***** Provided records *****
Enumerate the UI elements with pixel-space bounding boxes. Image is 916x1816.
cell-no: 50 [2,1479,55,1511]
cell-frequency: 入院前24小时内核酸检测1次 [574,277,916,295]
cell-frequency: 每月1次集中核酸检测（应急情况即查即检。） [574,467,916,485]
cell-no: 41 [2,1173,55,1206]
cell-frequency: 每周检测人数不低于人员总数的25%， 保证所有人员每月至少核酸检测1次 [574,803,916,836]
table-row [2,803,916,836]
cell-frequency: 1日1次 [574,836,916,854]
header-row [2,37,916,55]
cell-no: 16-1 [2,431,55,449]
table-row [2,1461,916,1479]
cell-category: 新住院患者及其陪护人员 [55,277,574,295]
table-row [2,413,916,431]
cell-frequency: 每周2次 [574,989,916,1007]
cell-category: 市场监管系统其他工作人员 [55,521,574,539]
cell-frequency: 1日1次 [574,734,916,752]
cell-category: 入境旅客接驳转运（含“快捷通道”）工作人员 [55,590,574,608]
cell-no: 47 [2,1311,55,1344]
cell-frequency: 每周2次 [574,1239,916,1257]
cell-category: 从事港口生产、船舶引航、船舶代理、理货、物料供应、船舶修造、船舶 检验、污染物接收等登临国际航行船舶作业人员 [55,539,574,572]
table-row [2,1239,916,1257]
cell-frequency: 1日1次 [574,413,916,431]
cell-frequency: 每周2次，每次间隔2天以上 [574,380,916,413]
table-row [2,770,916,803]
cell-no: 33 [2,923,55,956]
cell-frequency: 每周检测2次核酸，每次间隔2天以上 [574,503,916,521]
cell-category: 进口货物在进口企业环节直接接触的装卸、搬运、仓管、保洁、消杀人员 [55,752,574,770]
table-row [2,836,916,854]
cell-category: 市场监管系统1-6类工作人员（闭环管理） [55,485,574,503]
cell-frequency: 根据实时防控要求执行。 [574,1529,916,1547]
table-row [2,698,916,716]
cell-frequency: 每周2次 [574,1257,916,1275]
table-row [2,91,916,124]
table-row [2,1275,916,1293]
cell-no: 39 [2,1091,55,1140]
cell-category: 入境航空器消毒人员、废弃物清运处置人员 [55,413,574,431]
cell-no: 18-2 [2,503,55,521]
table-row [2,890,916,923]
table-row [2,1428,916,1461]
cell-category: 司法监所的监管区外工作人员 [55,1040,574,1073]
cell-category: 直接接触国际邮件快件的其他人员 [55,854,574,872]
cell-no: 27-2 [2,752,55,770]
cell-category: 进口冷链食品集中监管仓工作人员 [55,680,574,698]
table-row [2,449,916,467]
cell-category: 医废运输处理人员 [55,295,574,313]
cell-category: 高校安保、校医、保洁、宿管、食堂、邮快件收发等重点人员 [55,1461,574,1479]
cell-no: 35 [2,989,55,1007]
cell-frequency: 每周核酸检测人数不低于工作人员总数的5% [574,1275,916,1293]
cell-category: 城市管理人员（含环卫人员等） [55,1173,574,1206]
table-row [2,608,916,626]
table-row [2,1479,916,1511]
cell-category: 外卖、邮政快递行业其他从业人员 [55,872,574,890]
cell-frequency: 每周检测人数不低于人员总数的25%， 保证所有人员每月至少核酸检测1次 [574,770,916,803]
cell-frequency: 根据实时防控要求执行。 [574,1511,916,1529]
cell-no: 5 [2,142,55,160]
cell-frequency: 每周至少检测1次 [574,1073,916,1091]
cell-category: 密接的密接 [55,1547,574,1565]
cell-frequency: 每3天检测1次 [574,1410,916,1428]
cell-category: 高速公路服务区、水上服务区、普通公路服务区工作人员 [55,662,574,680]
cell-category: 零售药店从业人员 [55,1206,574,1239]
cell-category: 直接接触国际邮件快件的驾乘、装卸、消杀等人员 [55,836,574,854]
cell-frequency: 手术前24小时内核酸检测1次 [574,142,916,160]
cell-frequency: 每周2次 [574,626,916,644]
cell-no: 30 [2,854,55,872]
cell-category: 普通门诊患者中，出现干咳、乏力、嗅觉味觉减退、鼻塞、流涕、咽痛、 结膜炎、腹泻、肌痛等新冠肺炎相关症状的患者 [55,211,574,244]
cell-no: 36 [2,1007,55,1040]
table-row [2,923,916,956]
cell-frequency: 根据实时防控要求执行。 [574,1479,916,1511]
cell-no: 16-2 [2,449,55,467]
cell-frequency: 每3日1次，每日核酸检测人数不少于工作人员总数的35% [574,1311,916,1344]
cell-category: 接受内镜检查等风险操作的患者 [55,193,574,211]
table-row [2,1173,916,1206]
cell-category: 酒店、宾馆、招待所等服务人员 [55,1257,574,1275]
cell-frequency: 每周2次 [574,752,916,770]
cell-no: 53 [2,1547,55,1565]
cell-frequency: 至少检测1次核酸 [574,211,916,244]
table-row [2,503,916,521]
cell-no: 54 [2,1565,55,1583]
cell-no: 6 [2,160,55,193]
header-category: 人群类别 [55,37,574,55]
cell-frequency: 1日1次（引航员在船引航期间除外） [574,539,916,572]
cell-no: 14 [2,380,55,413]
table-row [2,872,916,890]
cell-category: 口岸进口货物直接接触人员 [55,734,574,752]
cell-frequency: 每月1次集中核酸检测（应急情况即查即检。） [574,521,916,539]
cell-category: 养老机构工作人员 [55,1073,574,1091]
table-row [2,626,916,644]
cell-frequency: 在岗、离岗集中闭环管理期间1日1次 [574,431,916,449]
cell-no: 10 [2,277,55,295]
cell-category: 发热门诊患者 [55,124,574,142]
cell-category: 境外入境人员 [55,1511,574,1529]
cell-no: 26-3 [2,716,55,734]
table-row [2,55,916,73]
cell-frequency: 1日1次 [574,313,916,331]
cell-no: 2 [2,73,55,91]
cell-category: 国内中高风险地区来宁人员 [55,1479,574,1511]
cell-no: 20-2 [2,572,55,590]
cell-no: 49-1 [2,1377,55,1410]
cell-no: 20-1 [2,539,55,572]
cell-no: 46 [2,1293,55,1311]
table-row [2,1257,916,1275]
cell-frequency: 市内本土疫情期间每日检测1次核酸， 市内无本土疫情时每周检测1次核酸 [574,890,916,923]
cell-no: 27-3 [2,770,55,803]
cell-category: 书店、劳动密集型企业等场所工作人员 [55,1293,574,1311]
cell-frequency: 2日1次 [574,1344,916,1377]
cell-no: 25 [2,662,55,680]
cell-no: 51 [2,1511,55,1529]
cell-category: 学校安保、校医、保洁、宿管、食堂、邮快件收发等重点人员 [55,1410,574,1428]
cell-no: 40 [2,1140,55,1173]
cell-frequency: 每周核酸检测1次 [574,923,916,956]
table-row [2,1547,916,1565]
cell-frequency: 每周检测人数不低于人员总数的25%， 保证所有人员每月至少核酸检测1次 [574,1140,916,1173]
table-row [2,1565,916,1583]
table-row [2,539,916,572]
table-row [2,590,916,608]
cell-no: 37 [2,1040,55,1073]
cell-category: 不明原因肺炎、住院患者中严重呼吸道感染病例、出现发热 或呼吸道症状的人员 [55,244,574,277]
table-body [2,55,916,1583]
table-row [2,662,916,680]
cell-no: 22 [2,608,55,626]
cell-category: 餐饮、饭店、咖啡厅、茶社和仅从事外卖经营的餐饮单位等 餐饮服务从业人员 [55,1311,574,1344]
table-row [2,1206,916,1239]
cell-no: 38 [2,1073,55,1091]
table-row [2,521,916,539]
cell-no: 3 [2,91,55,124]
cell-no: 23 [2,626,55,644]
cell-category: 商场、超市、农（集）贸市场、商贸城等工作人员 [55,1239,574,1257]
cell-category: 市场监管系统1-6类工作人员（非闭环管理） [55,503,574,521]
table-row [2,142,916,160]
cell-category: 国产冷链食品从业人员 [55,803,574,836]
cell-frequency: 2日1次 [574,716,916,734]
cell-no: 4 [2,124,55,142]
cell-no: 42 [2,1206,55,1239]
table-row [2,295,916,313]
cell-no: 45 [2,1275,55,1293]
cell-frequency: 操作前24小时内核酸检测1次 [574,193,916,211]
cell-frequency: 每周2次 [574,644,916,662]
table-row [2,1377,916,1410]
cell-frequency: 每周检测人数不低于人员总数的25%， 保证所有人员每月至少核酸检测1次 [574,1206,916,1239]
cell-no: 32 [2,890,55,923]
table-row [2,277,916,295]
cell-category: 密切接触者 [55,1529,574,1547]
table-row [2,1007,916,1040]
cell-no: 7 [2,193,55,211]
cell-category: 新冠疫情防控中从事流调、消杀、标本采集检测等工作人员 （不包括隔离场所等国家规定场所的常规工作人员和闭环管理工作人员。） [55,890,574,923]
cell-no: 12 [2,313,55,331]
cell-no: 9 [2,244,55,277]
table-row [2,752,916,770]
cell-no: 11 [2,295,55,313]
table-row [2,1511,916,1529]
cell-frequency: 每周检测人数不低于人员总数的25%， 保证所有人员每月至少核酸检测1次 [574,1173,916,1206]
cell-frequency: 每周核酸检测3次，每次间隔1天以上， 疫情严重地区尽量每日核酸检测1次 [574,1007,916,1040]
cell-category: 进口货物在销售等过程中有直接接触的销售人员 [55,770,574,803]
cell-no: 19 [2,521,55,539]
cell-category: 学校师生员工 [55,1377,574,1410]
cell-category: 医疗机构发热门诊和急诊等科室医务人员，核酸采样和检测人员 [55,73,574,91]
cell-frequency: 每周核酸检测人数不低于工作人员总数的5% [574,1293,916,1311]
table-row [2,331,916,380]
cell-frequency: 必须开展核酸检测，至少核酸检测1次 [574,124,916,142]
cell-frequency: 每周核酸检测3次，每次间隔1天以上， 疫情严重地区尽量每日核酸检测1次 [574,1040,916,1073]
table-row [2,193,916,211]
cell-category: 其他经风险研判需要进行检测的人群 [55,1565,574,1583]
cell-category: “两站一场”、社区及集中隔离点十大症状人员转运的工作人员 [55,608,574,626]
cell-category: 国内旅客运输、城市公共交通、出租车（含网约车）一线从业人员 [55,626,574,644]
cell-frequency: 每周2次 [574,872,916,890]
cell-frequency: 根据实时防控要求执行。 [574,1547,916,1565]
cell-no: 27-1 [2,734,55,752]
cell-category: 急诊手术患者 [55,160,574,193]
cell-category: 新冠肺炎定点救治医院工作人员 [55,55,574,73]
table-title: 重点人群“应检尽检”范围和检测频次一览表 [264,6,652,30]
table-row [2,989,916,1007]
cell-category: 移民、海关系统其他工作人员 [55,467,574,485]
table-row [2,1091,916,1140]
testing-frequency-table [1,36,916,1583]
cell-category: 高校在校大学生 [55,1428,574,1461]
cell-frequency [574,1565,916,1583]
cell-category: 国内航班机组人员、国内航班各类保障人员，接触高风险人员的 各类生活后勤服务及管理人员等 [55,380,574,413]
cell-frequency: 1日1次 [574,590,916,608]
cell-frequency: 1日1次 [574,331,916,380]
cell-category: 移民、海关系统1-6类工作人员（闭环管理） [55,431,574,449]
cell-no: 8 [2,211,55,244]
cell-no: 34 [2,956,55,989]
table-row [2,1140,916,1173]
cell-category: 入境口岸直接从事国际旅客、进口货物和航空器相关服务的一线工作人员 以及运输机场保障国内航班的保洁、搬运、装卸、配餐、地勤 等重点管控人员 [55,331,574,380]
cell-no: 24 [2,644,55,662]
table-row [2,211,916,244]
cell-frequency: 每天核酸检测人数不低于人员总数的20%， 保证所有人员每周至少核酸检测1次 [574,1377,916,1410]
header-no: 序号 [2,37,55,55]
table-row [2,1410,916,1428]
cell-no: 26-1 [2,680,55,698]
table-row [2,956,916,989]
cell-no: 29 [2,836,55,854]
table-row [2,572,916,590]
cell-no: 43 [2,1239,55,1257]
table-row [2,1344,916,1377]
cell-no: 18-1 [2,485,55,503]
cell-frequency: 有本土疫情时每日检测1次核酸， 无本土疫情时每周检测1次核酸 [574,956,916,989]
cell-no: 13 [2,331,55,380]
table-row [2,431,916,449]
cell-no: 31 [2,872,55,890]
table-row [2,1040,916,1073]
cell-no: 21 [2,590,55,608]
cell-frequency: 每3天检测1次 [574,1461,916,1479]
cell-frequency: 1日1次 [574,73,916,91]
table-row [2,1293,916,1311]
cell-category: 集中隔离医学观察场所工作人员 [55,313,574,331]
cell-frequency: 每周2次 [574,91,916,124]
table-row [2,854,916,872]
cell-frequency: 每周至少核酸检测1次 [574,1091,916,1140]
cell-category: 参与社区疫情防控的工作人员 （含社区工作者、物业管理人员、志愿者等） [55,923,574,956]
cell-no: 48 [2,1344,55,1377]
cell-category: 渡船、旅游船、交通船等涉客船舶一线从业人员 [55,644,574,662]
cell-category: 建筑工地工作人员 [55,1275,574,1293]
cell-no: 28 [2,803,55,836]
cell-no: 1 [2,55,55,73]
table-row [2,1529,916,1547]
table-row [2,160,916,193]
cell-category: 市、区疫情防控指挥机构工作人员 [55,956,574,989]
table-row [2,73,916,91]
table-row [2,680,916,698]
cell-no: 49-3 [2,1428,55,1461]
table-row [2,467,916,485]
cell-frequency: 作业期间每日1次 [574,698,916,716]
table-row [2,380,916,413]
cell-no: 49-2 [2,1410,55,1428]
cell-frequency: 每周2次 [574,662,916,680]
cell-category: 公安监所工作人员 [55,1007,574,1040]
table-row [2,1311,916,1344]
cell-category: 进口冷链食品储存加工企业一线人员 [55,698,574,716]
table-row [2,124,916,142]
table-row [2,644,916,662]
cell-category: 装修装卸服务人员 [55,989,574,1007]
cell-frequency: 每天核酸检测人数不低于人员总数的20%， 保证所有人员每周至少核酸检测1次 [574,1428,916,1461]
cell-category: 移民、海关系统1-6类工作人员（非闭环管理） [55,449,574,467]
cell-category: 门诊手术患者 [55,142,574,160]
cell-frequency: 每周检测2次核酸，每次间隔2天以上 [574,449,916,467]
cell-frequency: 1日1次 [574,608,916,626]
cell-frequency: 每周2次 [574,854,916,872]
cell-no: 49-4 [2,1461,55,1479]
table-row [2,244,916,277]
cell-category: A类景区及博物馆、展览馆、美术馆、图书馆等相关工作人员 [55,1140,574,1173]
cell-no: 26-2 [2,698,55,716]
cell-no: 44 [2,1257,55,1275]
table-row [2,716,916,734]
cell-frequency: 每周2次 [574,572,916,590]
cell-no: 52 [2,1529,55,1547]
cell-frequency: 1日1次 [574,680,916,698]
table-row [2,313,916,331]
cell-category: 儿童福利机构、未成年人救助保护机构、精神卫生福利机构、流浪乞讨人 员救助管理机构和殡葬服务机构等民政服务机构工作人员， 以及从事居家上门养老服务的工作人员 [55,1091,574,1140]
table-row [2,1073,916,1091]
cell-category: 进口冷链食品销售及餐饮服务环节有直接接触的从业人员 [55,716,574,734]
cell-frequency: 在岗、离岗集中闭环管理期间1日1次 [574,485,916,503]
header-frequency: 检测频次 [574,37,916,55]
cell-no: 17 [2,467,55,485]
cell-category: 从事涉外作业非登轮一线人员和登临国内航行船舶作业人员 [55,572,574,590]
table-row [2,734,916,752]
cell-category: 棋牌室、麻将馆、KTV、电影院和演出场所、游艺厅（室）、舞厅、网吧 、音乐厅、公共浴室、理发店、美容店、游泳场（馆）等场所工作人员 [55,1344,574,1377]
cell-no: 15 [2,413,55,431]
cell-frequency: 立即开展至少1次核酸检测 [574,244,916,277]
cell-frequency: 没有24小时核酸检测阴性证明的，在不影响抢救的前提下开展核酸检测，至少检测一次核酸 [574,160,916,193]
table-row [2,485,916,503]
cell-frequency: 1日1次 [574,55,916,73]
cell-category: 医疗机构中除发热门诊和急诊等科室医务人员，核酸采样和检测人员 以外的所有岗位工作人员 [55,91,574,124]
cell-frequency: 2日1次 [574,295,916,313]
*****
▸ **The task**:
Put the lines from the first one above through the line containing "table-row [2,1428,916,1461]" into a numbered list, skipping any blank lines.

▸ **Response to the exercise**:
1. Enumerate the UI elements with pixel-space bounding boxes. Image is 916x1816.
2. cell-no: 50 [2,1479,55,1511]
3. cell-frequency: 入院前24小时内核酸检测1次 [574,277,916,295]
4. cell-frequency: 每月1次集中核酸检测（应急情况即查即检。） [574,467,916,485]
5. cell-no: 41 [2,1173,55,1206]
6. cell-frequency: 每周检测人数不低于人员总数的25%， 保证所有人员每月至少核酸检测1次 [574,803,916,836]
7. table-row [2,803,916,836]
8. cell-frequency: 1日1次 [574,836,916,854]
9. header-row [2,37,916,55]
10. cell-no: 16-1 [2,431,55,449]
11. table-row [2,1461,916,1479]
12. cell-category: 新住院患者及其陪护人员 [55,277,574,295]
13. table-row [2,413,916,431]
14. cell-frequency: 每周2次 [574,989,916,1007]
15. cell-category: 市场监管系统其他工作人员 [55,521,574,539]
16. cell-frequency: 1日1次 [574,734,916,752]
17. cell-category: 入境旅客接驳转运（含“快捷通道”）工作人员 [55,590,574,608]
18. cell-no: 47 [2,1311,55,1344]
19. cell-frequency: 每周2次 [574,1239,916,1257]
20. cell-category: 从事港口生产、船舶引航、船舶代理、理货、物料供应、船舶修造、船舶 检验、污染物接收等登临国际航行船舶作业人员 [55,539,574,572]
21. table-row [2,1239,916,1257]
22. cell-frequency: 1日1次 [574,413,916,431]
23. cell-frequency: 每周2次，每次间隔2天以上 [574,380,916,413]
24. table-row [2,770,916,803]
25. cell-no: 33 [2,923,55,956]
26. cell-frequency: 每周检测2次核酸，每次间隔2天以上 [574,503,916,521]
27. cell-category: 进口货物在进口企业环节直接接触的装卸、搬运、仓管、保洁、消杀人员 [55,752,574,770]
28. table-row [2,836,916,854]
29. cell-category: 市场监管系统1-6类工作人员（闭环管理） [55,485,574,503]
30. cell-frequency: 根据实时防控要求执行。 [574,1529,916,1547]
31. table-row [2,698,916,716]
32. cell-frequency: 每周2次 [574,1257,916,1275]
33. table-row [2,91,916,124]
34. table-row [2,1275,916,1293]
35. cell-no: 39 [2,1091,55,1140]
36. cell-category: 入境航空器消毒人员、废弃物清运处置人员 [55,413,574,431]
37. cell-no: 18-2 [2,503,55,521]
38. table-row [2,890,916,923]
39. table-row [2,1428,916,1461]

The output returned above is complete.